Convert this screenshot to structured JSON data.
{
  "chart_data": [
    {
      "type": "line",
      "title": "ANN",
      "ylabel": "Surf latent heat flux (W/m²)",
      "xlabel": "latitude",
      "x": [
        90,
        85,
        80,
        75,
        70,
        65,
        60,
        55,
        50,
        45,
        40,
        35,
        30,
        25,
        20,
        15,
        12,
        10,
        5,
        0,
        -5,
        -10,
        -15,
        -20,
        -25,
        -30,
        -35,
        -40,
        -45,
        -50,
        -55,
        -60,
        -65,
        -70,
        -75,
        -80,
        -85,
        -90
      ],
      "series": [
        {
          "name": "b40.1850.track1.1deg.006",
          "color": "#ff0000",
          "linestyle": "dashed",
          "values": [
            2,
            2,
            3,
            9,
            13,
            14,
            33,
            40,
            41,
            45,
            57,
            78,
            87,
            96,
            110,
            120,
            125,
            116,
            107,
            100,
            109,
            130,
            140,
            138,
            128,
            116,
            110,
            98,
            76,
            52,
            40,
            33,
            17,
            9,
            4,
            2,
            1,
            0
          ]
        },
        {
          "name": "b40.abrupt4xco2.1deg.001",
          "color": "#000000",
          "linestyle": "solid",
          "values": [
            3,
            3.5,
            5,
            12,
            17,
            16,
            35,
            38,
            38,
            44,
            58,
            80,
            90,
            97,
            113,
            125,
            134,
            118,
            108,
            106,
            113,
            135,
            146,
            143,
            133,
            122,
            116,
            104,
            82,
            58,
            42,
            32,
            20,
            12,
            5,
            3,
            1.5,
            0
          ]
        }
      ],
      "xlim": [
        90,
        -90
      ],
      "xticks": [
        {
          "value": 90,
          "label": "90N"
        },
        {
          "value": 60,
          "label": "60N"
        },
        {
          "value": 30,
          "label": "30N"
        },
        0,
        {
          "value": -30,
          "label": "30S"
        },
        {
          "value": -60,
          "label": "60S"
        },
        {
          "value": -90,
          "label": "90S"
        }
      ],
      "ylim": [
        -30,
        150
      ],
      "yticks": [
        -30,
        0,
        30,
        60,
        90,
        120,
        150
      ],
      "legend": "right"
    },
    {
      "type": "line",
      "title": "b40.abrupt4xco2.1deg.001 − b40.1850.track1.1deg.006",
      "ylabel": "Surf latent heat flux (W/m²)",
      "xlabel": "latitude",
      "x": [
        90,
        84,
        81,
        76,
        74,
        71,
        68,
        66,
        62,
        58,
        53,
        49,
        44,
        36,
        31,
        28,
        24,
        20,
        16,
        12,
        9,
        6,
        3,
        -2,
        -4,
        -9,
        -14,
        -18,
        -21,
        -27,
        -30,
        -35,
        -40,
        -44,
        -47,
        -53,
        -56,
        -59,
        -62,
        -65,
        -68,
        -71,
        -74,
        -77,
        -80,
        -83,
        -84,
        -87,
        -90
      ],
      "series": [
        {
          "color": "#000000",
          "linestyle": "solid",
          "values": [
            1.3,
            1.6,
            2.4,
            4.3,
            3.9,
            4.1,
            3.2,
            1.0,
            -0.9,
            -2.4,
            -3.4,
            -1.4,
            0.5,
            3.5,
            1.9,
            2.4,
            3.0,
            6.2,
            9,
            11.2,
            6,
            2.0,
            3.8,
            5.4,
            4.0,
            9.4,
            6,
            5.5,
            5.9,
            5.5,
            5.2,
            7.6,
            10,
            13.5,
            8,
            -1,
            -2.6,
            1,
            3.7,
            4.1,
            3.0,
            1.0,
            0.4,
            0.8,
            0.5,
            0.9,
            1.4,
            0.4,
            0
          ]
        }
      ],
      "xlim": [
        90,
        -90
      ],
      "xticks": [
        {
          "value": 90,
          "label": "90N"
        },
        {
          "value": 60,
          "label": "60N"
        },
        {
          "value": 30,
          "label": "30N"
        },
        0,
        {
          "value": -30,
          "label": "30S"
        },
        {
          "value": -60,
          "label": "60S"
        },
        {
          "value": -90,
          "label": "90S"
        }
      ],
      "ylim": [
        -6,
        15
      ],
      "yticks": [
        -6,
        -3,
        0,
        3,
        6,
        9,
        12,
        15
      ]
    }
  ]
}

- - - -

Copy out each line of the listing that holds "title".

      "title": "ANN",
      "title": "b40.abrupt4xco2.1deg.001 − b40.1850.track1.1deg.006",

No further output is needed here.